Data entries:

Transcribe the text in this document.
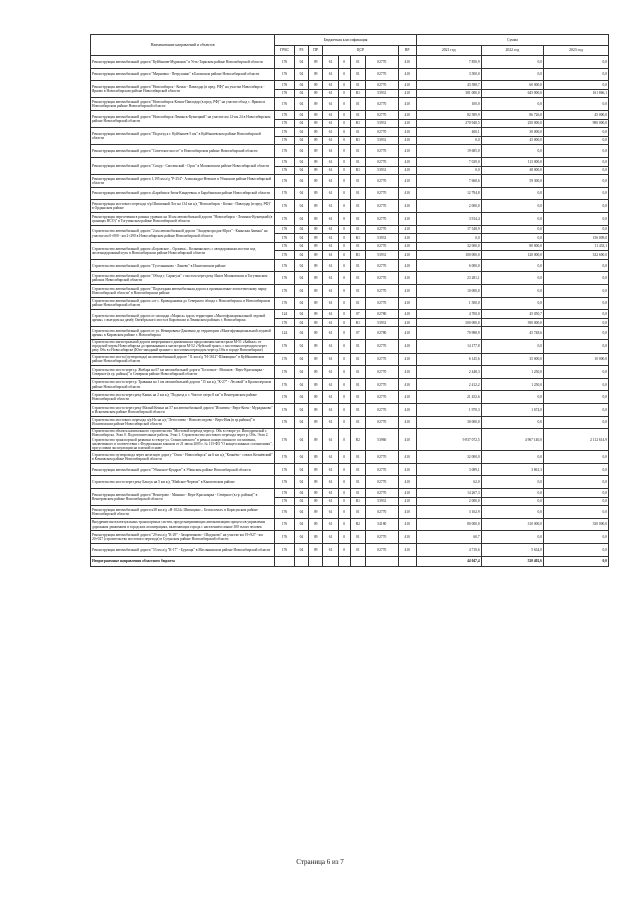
Наименование направлений и объектов	Бюджетная классификация								Сумма		
	ГРБС	РЗ	ПР	ЦСР				ВР	2021 год	2022 год	2023 год
Реконструкция автомобильной дороги "Куйбышев-Мурманск" в Усть-Таркском районе Новосибирской области	176	04	09	61	0	01	02770	410	7 850,9	0,0	0,0
Реконструкция автомобильной дороги "Мирновка - Петрушино" в Баганском районе Новосибирской области	176	04	09	61	0	01	02770	410	3 500,0	0,0	0,0
Реконструкция автомобильной дороги "Новосибирск - Кочки - Павлодар (в пред. РФ)" на участке Новосибирск - Ярково в Новосибирском районе Новосибирской области	176	04	09	61	0	01	02770	410	43 588,7	60 000,0	0,0
	176	04	09	61	0	R1	53931	410	381 000,0	645 000,0	161 866,1
Реконструкция автомобильной дороги "Новосибирск-Кочки-Павлодар (в пред. РФ)" на участке обход с. Ярково в Новосибирском районе Новосибирской области	176	04	09	61	0	01	02770	410	100,0	0,0	0,0
Реконструкция автомобильной дороги "Новосибирск-Ленинск-Кузнецкий" на участке км 12-км 24 в Новосибирском районе Новосибирской области	176	04	09	61	0	01	02770	410	82 589,9	86 726,0	45 000,0
	176	04	09	61	0	R1	53931	410	270 940,5	250 000,0	980 000,0
Реконструкция автомобильной дороги "Подъезд к г. Куйбышев-5 км" в Куйбышевском районе Новосибирской области	176	04	09	61	0	01	02770	410	400,1	30 000,0	0,0
	176	04	09	61	0	R1	53931	410	0,0	45 000,0	0,0
Реконструкция автомобильной дороги "Советское шоссе" в Новосибирском районе Новосибирской области	176	04	09	61	0	01	02770	410	19 685,0	0,0	0,0
Реконструкция автомобильной дороги "Сокур - Смоленский - Орск" в Мошковском районе Новосибирской области	176	04	09	61	0	01	02770	410	7 029,0	113 000,0	0,0
	176	04	09	61	0	R1	53931	410	0,0	48 000,0	0,0
Реконструкция автомобильной дороги 1,195 км а/д "Р-254"- Александро-Невское в Убинском районе Новосибирской области	176	04	09	61	0	01	02770	410	7 668,6	59 300,0	0,0
Реконструкция автомобильной дороги «Барабинск-Зюзя-Киндеевка» в Барабинском районе Новосибирской области	176	04	09	61	0	01	02770	410	12 794,8	0,0	0,0
Реконструкция мостового перехода ч/р Шипичный Лог на 134 км а/д "Новосибирск - Кочки - Павлодар (в пред. РФ)" в Ордынском районе	176	04	09	61	0	01	02770	410	2 000,0	0,0	0,0
Реконструкция пересечения в разных уровнях на 36 км автомобильной дороги "Новосибирск - Ленинск-Кузнецкий (в границах НСО)" в Тогучинском районе Новосибирской области	176	04	09	61	0	01	02770	410	3 914,4	0,0	0,0
Строительство автомобильной дороги "2 км автомобильной дороги "Академгородок-Юрга" - Каинская Заимка" на участке км 0+000 - км 2+290 в Новосибирском районе Новосибирской области	176	04	09	61	0	01	02770	410	17 548,9	0,0	0,0
	176	04	09	61	0	R1	53931	410	0,0	0,0	156 009,0
Строительство автомобильной дороги «Боровское – Орловка – Колыванское» с автодорожным мостом под железнодорожный путь в Новосибирском районе Новосибирской области	176	04	09	61	0	01	02770	410	32 000,0	80 000,0	11 433,1
	176	04	09	61	0	R1	53931	410	100 000,0	120 000,0	332 600,0
Строительство автомобильной дороги "Гусельниково - Линево" в Искитимском районе	176	04	09	61	0	01	02770	410	6 000,0	0,0	0,0
Строительство автомобильной дороги "Обход г. Сарапула" с мостом через реку Иня в Мошковском и Тогучинском районах Новосибирской области	176	04	09	61	0	01	02770	410	23 281,1	0,0	0,0
Строительство автомобильной дороги "Подъездная автомобильная дорога к промышленно-логистическому парку Новосибирской области" в Новосибирском районе	176	04	09	61	0	01	02770	410	10 000,0	0,0	0,0
Строительство автомобильной дороги «от с. Криводановка до Северного обхода г. Новосибирска» в Новосибирском районе Новосибирской области	176	04	09	61	0	01	02770	410	1 500,0	0,0	0,0
Строительство автомобильной дороги от площади «Маркса» вдоль территории «Многофункциональной ледовой арены» с выездом на дамбу Октябрьского моста в Кировском и Ленинском районах г. Новосибирска	124	04	09	61	0	07	02780	410	4 700,0	45 050,7	0,0
	176	04	09	61	0	R1	53931	410	300 000,0	390 000,0	0,0
Строительство автомобильной дороги от ул. Немировича-Данченко до территории «Многофункциональной ледовой арены» в Кировском районе г. Новосибирска	124	04	09	61	0	07	02780	410	70 988,9	45 748,6	0,0
Строительство магистральной дороги непрерывного движения на продолжении магистрали М-51 «Байкал» от городской черты Новосибирска до примыкания к магистрали М-52 «Чуйский тракт» с мостовым переходом через реку Обь в г.Новосибирске (Юго-западный транзит с мостовым переходом через р.Обь в городе Новосибирске)	176	04	09	61	0	01	02770	410	14 177,8	0,0	0,0
Строительство моста (путепровода) на автомобильной дороге "11 км а/д "Н-1612"-Шипицино" в Куйбышевском районе Новосибирской области	176	04	09	61	0	01	02770	410	6 145,6	35 000,0	10 000,0
Строительство моста через р. Жибара на 67 км автомобильной дороги "Болотное - Мошнов - Верх-Красноярка - Северное (в гр. района)" в Северном районе Новосибирской области	176	04	09	61	0	01	02770	410	2 448,3	1 250,0	0,0
Строительство моста через р. Травянка на 1 км автомобильной дороги "15 км а/д "К-27" - Лесовой" в Краснозерском районе Новосибирской области	176	04	09	61	0	01	02770	410	2 412,2	1 250,0	0,0
Строительство моста через реку Каинь на 2 км а/д "Подъезд к с. Чистое озеро 8 км" в Венгеровском районе Новосибирской области	176	04	09	61	0	01	02770	410	21 452,6	0,0	0,0
Строительство моста через реку Малый Кеньм на 57 км автомобильной дороги "Искитим - Верх-Коен - Мурадыково" в Искитимском районе Новосибирской области	176	04	09	61	0	01	02770	410	1 970,3	1 674,0	0,0
Строительство мостового перехода ч/р Нх на а/д "Легостаево - Новолесоедово - Верх-Иня (в гр.района)" в Искитимском районе Новосибирской области	176	04	09	61	0	01	02770	410	30 000,0	0,0	0,0
Строительство объекта капитального строительства "Мостовой переход через р. Обь в створе ул. Ипподромской г. Новосибирска. Этап 0. Подготовительные работы. Этап 1. Строительство мостового перехода через р. Обь. Этап 2. Строительство транспортной развязки в створе ул. Станиславского" в рамках концессионного соглашения, заключенного в соответствии с Федеральным законом от 21 июля 2005 г. № 115-ФЗ "О концессионных соглашениях", при условии эксплуатации на платной основе	176	04	09	61	0	R2	53960	410	9 837 072,5	4 967 140,0	2 112 614,9
Строительство путепровода через железную дорогу "Омск - Новосибирск" на 6 км а/д "Кочнёво - совхоз Кочнёвский" в Кочковском районе Новосибирской области	176	04	09	61	0	01	02770	410	32 000,0	0,0	0,0
Реконструкция автомобильной дороги "Убинское-Кундрат" в Убинском районе Новосибирской области	176	04	09	61	0	01	02770	410	3 089,1	3 861,3	0,0
Строительство моста через реку Баксук на 5 км а/д "Майское-Черемх" в Кыштовском районе	176	04	09	61	0	01	02770	410	62,0	0,0	0,0
Реконструкция автомобильной дороги "Венгерово - Минино - Верх-Красноярка - Северное (в гр. района)" в Венгеровском районе Новосибирской области	176	04	09	61	0	01	02770	410	14 267,3	0,0	0,0
	176	04	09	61	0	R1	53931	410	2 000,0	0,0	0,0
Реконструкция автомобильной дороги к38 км а/д «Н-1024» Шипицино – Белоклочье» в Карасукском районе Новосибирской области	176	04	09	61	0	01	02770	410	3 162,9	0,0	0,0
Внедрение интеллектуальных транспортных систем, предусматривающих автоматизацию процессов управления дорожным движением в городских агломерациях, включающих города с населением свыше 300 тысяч человек	176	04	09	61	0	R2	54180	410	80 000,0	310 000,0	330 000,0
Реконструкция автомобильной дороги "29 км а/д "К-29" - Захарченково - Шадуново" на участке км 19+927 - км 20+027 (строительство мостового перехода) в Сузунском районе Новосибирской области	176	04	09	61	0	01	02770	410	60,7	0,0	0,0
Реконструкция автомобильной дороги "53 км а/д "К-17" - Бурлацк" в Маслянинском районе Новосибирской области	176	04	09	61	0	01	02770	410	4 710,6	5 634,0	0,0
Непрограммные направления областного бюджета									44 047,4	520 402,6	0,0
Страница 6 из 7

TASK DETAILS >> Copy every line of the listing that contains the word "путепровода".

TASK RESULT >>
Строительство моста (путепровода) на автомобильной дороге "11 км а/д "Н-1612"-Шипицино" в Куйбышевском районе Новосибирской области	176	04	09	61	0	01	02770	410	6 145,6	35 000,0	10 000,0
Строительство путепровода через железную дорогу "Омск - Новосибирск" на 6 км а/д "Кочнёво - совхоз Кочнёвский" в Кочковском районе Новосибирской области	176	04	09	61	0	01	02770	410	32 000,0	0,0	0,0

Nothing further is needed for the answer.